Reproduce the listing word for word, leaving every picture behind.

— Entries shown —
►

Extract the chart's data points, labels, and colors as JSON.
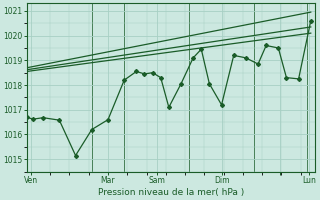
{
  "xlabel": "Pression niveau de la mer( hPa )",
  "ylim": [
    1014.5,
    1021.3
  ],
  "yticks": [
    1015,
    1016,
    1017,
    1018,
    1019,
    1020,
    1021
  ],
  "bg_color": "#cce8e0",
  "grid_color": "#a8d0c4",
  "line_color": "#1a5c28",
  "line1_x": [
    0,
    3,
    8,
    16,
    24,
    32,
    40,
    48,
    54,
    58,
    62,
    66,
    70,
    76,
    82,
    86,
    90,
    96,
    102,
    108,
    114,
    118,
    124,
    128,
    134,
    140
  ],
  "line1_y": [
    1016.7,
    1016.62,
    1016.68,
    1016.58,
    1015.15,
    1016.2,
    1016.6,
    1018.2,
    1018.55,
    1018.45,
    1018.5,
    1018.3,
    1017.1,
    1018.05,
    1019.1,
    1019.45,
    1018.05,
    1017.2,
    1019.2,
    1019.1,
    1018.85,
    1019.6,
    1019.5,
    1018.3,
    1018.25,
    1020.6
  ],
  "line2_x": [
    0,
    140
  ],
  "line2_y": [
    1018.55,
    1020.1
  ],
  "line3_x": [
    0,
    140
  ],
  "line3_y": [
    1018.62,
    1020.35
  ],
  "line4_x": [
    0,
    140
  ],
  "line4_y": [
    1018.7,
    1020.95
  ],
  "vline_x": [
    32,
    48,
    80,
    112,
    138
  ],
  "xtick_pos": [
    2,
    40,
    64,
    96,
    125,
    139
  ],
  "xtick_lab": [
    "Ven",
    "Mar",
    "Sam",
    "Dim",
    "",
    "Lun"
  ]
}
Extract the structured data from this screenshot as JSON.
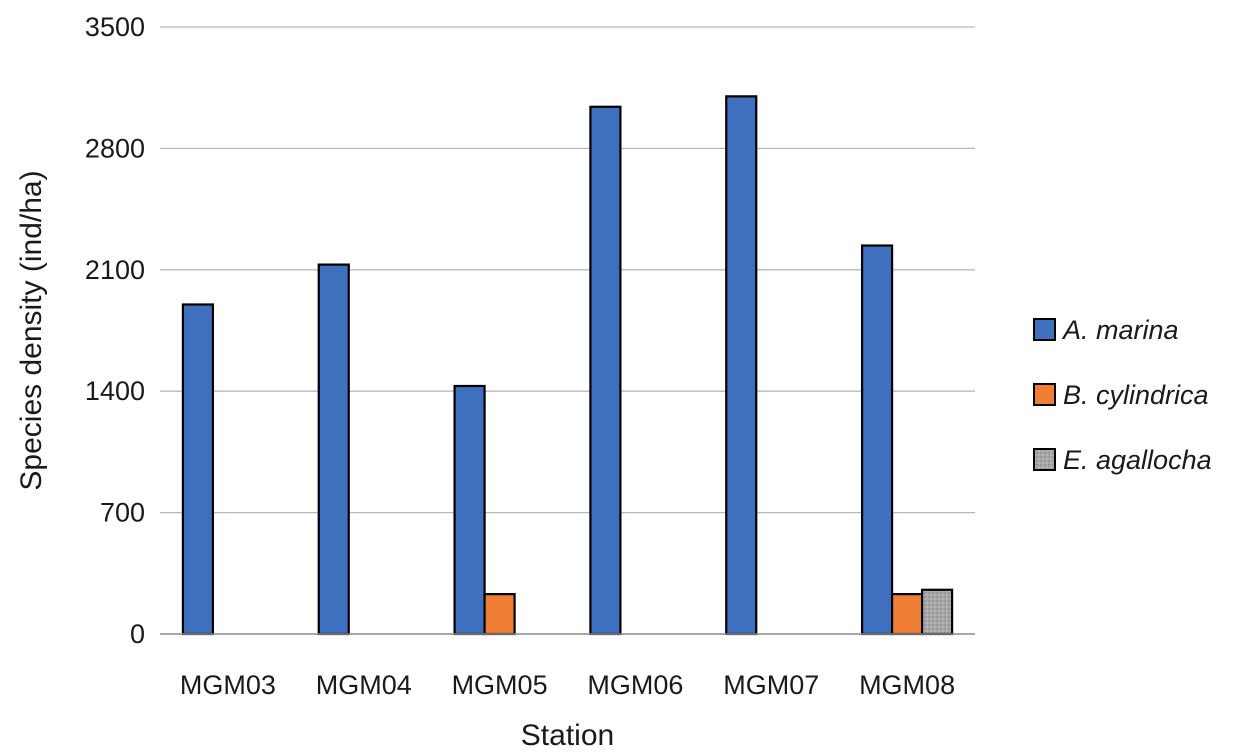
{
  "chart_data": {
    "type": "bar",
    "title": "",
    "xlabel": "Station",
    "ylabel": "Species density (ind/ha)",
    "categories": [
      "MGM03",
      "MGM04",
      "MGM05",
      "MGM06",
      "MGM07",
      "MGM08"
    ],
    "yticks": [
      "0",
      "700",
      "1400",
      "2100",
      "2800",
      "3500"
    ],
    "ylim": [
      0,
      3500
    ],
    "grid": true,
    "legend_position": "right",
    "series": [
      {
        "name": "A. marina",
        "color": "#3f6fbf",
        "values": [
          1900,
          2130,
          1430,
          3040,
          3100,
          2240
        ]
      },
      {
        "name": "B. cylindrica",
        "color": "#f07f35",
        "values": [
          0,
          0,
          230,
          0,
          0,
          230
        ]
      },
      {
        "name": "E. agallocha",
        "color": "#a7a7a7",
        "values": [
          0,
          0,
          0,
          0,
          0,
          255
        ]
      }
    ]
  }
}
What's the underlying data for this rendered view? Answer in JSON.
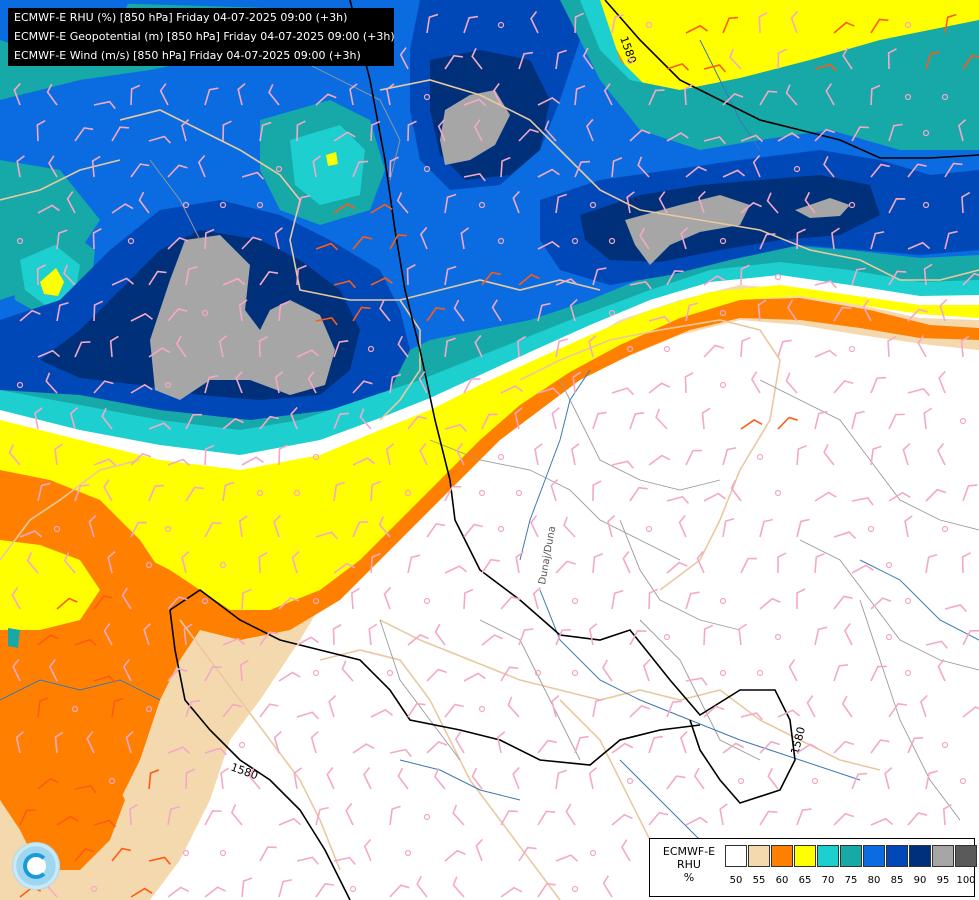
{
  "header": {
    "line1": "ECMWF-E RHU (%) [850 hPa] Friday 04-07-2025 09:00 (+3h)",
    "line2": "ECMWF-E Geopotential (m) [850 hPa] Friday 04-07-2025 09:00 (+3h)",
    "line3": "ECMWF-E Wind (m/s) [850 hPa] Friday 04-07-2025 09:00 (+3h)"
  },
  "contour_labels": [
    "1580",
    "1580",
    "1580"
  ],
  "river_label": "Dunaj/Duna",
  "legend": {
    "model": "ECMWF-E",
    "variable": "RHU",
    "unit": "%",
    "levels": [
      "50",
      "55",
      "60",
      "65",
      "70",
      "75",
      "80",
      "85",
      "90",
      "95",
      "100"
    ],
    "colors": [
      "#ffffff",
      "#f5d9ae",
      "#ff8000",
      "#ffff00",
      "#1ecfcf",
      "#17a8a8",
      "#0a6ce0",
      "#0048b8",
      "#00307a",
      "#a6a6a6",
      "#5a5a5a"
    ]
  },
  "logo": "ecmwf-logo-icon"
}
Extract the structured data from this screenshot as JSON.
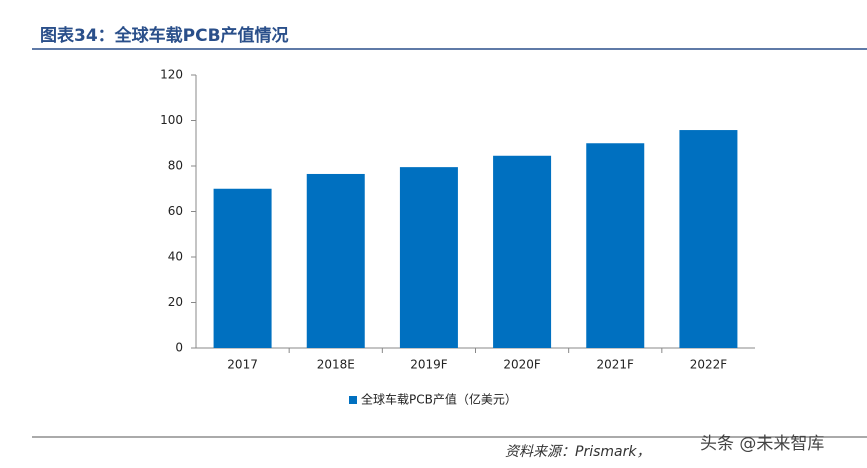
{
  "chart_data": {
    "type": "bar",
    "title": "图表34：全球车载PCB产值情况",
    "categories": [
      "2017",
      "2018E",
      "2019F",
      "2020F",
      "2021F",
      "2022F"
    ],
    "series": [
      {
        "name": "全球车载PCB产值（亿美元）",
        "color": "#0070c0",
        "values": [
          70,
          76.5,
          79.5,
          84.5,
          90,
          95.8
        ]
      }
    ],
    "ylim": [
      0,
      120
    ],
    "yticks": [
      0,
      20,
      40,
      60,
      80,
      100,
      120
    ],
    "source": "资料来源：Prismark，",
    "watermark": "头条 @未来智库"
  }
}
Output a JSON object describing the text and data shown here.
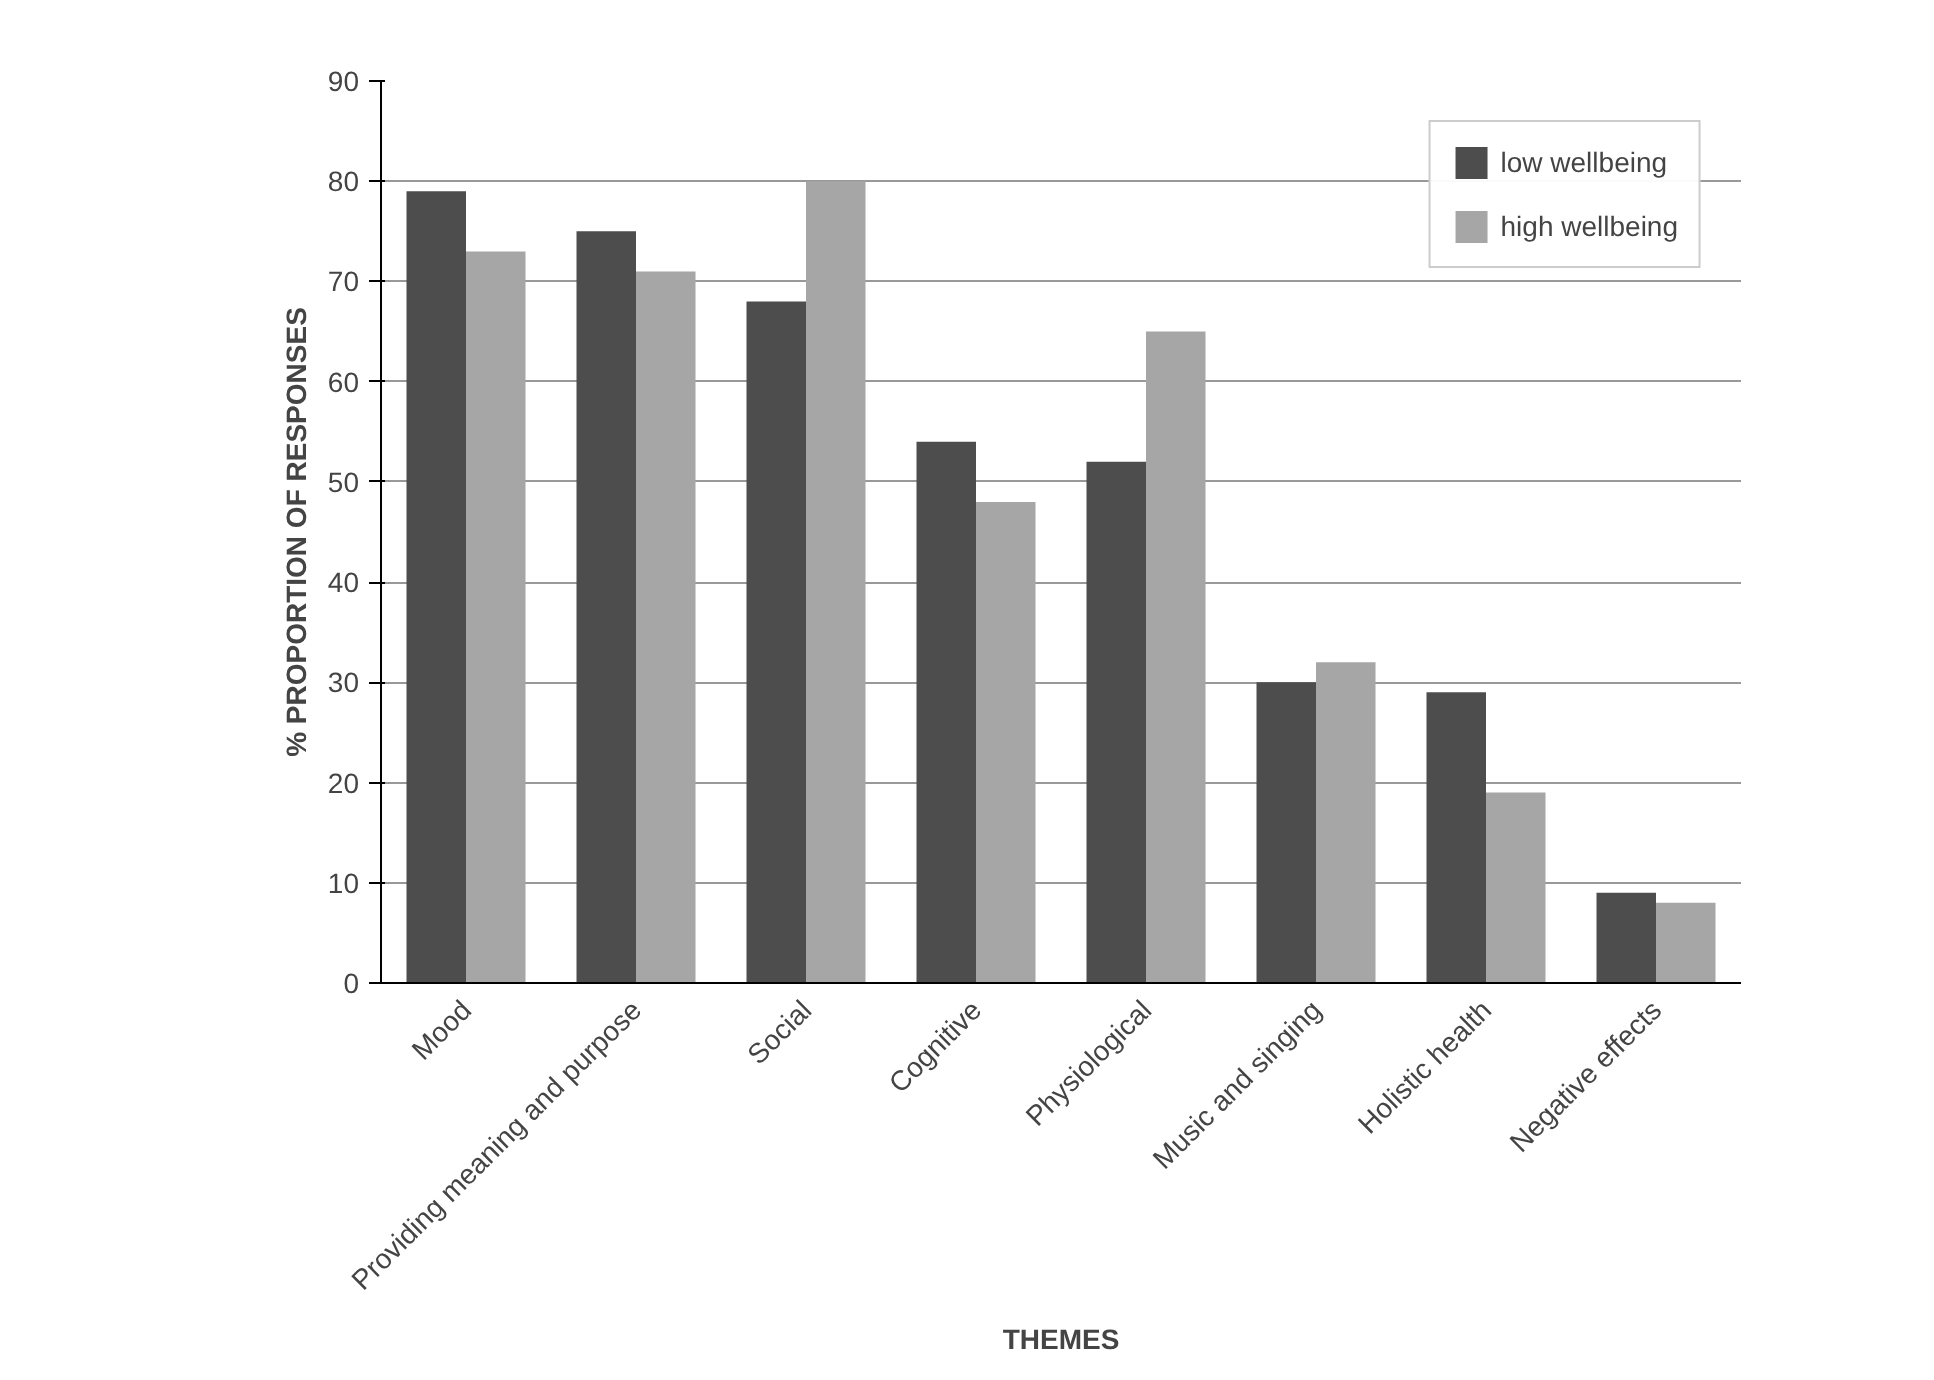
{
  "chart_data": {
    "type": "bar",
    "xlabel": "THEMES",
    "ylabel": "% PROPORTION OF RESPONSES",
    "categories": [
      "Mood",
      "Providing meaning and purpose",
      "Social",
      "Cognitive",
      "Physiological",
      "Music and singing",
      "Holistic health",
      "Negative effects"
    ],
    "series": [
      {
        "name": "low wellbeing",
        "color": "#4d4d4d",
        "values": [
          79,
          75,
          68,
          54,
          52,
          30,
          29,
          9
        ]
      },
      {
        "name": "high wellbeing",
        "color": "#a6a6a6",
        "values": [
          73,
          71,
          80,
          48,
          65,
          32,
          19,
          8
        ]
      }
    ],
    "ylim": [
      0,
      90
    ],
    "yticks": [
      0,
      10,
      20,
      30,
      40,
      50,
      60,
      70,
      80,
      90
    ],
    "grid": "y",
    "legend": "top right"
  }
}
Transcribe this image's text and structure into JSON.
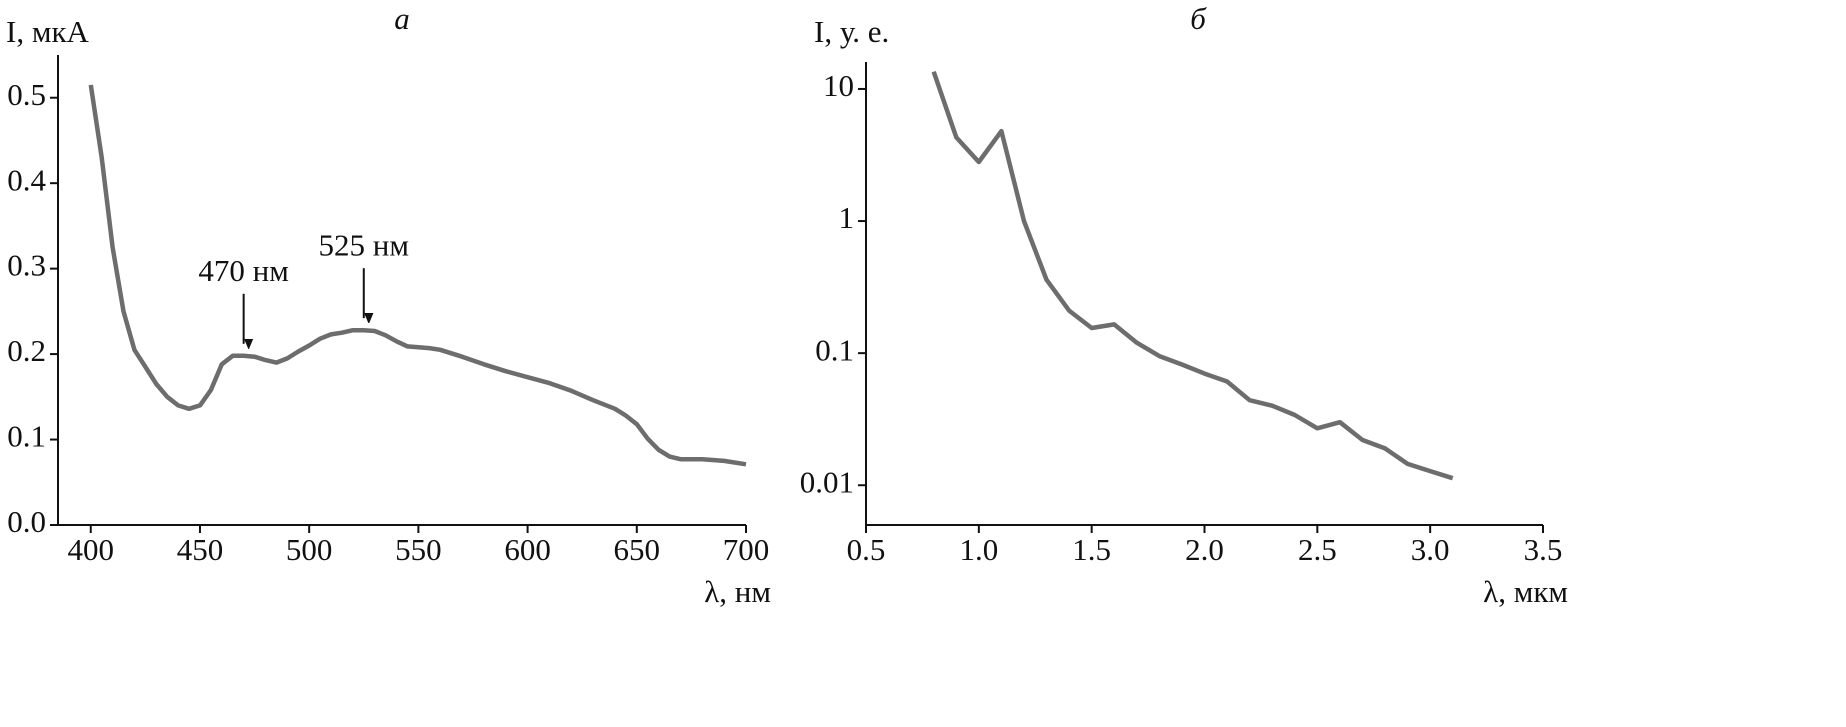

◄

— Task answer —
Extract the chart's data points, labels, and colors as JSON.
{
  "xlabel": "Pression niveau de la mer( hPa )",
  "ylim": [
    1014.5,
    1021.3
  ],
  "yticks": [
    1015,
    1016,
    1017,
    1018,
    1019,
    1020,
    1021
  ],
  "bg_color": "#cce8e0",
  "grid_color": "#a8d0c4",
  "line_color": "#1a5c28",
  "line1_x": [
    0,
    3,
    8,
    16,
    24,
    32,
    40,
    48,
    54,
    58,
    62,
    66,
    70,
    76,
    82,
    86,
    90,
    96,
    102,
    108,
    114,
    118,
    124,
    128,
    134,
    140
  ],
  "line1_y": [
    1016.7,
    1016.62,
    1016.68,
    1016.58,
    1015.15,
    1016.2,
    1016.6,
    1018.2,
    1018.55,
    1018.45,
    1018.5,
    1018.3,
    1017.1,
    1018.05,
    1019.1,
    1019.45,
    1018.05,
    1017.2,
    1019.2,
    1019.1,
    1018.85,
    1019.6,
    1019.5,
    1018.3,
    1018.25,
    1020.6
  ],
  "line2_x": [
    0,
    140
  ],
  "line2_y": [
    1018.55,
    1020.1
  ],
  "line3_x": [
    0,
    140
  ],
  "line3_y": [
    1018.62,
    1020.35
  ],
  "line4_x": [
    0,
    140
  ],
  "line4_y": [
    1018.7,
    1020.95
  ],
  "vline_x": [
    32,
    48,
    80,
    112,
    138
  ],
  "xtick_pos": [
    2,
    40,
    64,
    96,
    125,
    139
  ],
  "xtick_lab": [
    "Ven",
    "Mar",
    "Sam",
    "Dim",
    "",
    "Lun"
  ]
}
Extract the structured data from this screenshot as JSON.
{
  "chart_data": {
    "type": "bar",
    "title": "",
    "xlabel": "Station",
    "ylabel": "Species density (ind/ha)",
    "categories": [
      "MGM03",
      "MGM04",
      "MGM05",
      "MGM06",
      "MGM07",
      "MGM08"
    ],
    "yticks": [
      "0",
      "700",
      "1400",
      "2100",
      "2800",
      "3500"
    ],
    "ylim": [
      0,
      3500
    ],
    "grid": true,
    "legend_position": "right",
    "series": [
      {
        "name": "A. marina",
        "color": "#3f6fbf",
        "values": [
          1900,
          2130,
          1430,
          3040,
          3100,
          2240
        ]
      },
      {
        "name": "B. cylindrica",
        "color": "#f07f35",
        "values": [
          0,
          0,
          230,
          0,
          0,
          230
        ]
      },
      {
        "name": "E. agallocha",
        "color": "#a7a7a7",
        "values": [
          0,
          0,
          0,
          0,
          0,
          255
        ]
      }
    ]
  }
}
What's the underlying data for this rendered view? Answer in JSON.
{
  "header": {
    "line1": "ECMWF-E RHU (%) [850 hPa] Friday 04-07-2025 09:00 (+3h)",
    "line2": "ECMWF-E Geopotential (m) [850 hPa] Friday 04-07-2025 09:00 (+3h)",
    "line3": "ECMWF-E Wind (m/s) [850 hPa] Friday 04-07-2025 09:00 (+3h)"
  },
  "contour_labels": [
    "1580",
    "1580",
    "1580"
  ],
  "river_label": "Dunaj/Duna",
  "legend": {
    "model": "ECMWF-E",
    "variable": "RHU",
    "unit": "%",
    "levels": [
      "50",
      "55",
      "60",
      "65",
      "70",
      "75",
      "80",
      "85",
      "90",
      "95",
      "100"
    ],
    "colors": [
      "#ffffff",
      "#f5d9ae",
      "#ff8000",
      "#ffff00",
      "#1ecfcf",
      "#17a8a8",
      "#0a6ce0",
      "#0048b8",
      "#00307a",
      "#a6a6a6",
      "#5a5a5a"
    ]
  },
  "logo": "ecmwf-logo-icon"
}
Extract the structured data from this screenshot as JSON.
{
  "chart_data": {
    "type": "bar",
    "title": "图表34：全球车载PCB产值情况",
    "categories": [
      "2017",
      "2018E",
      "2019F",
      "2020F",
      "2021F",
      "2022F"
    ],
    "series": [
      {
        "name": "全球车载PCB产值（亿美元）",
        "color": "#0070c0",
        "values": [
          70,
          76.5,
          79.5,
          84.5,
          90,
          95.8
        ]
      }
    ],
    "ylim": [
      0,
      120
    ],
    "yticks": [
      0,
      20,
      40,
      60,
      80,
      100,
      120
    ],
    "source": "资料来源：Prismark，",
    "watermark": "头条 @未来智库"
  }
}
Output a JSON object describing the text and data shown here.
{
  "chart_data": {
    "type": "bar",
    "xlabel": "THEMES",
    "ylabel": "% PROPORTION OF RESPONSES",
    "categories": [
      "Mood",
      "Providing meaning and purpose",
      "Social",
      "Cognitive",
      "Physiological",
      "Music and singing",
      "Holistic health",
      "Negative effects"
    ],
    "series": [
      {
        "name": "low wellbeing",
        "color": "#4d4d4d",
        "values": [
          79,
          75,
          68,
          54,
          52,
          30,
          29,
          9
        ]
      },
      {
        "name": "high wellbeing",
        "color": "#a6a6a6",
        "values": [
          73,
          71,
          80,
          48,
          65,
          32,
          19,
          8
        ]
      }
    ],
    "ylim": [
      0,
      90
    ],
    "yticks": [
      0,
      10,
      20,
      30,
      40,
      50,
      60,
      70,
      80,
      90
    ],
    "grid": "y",
    "legend": "top right"
  }
}
Transcribe this image's text and structure into JSON.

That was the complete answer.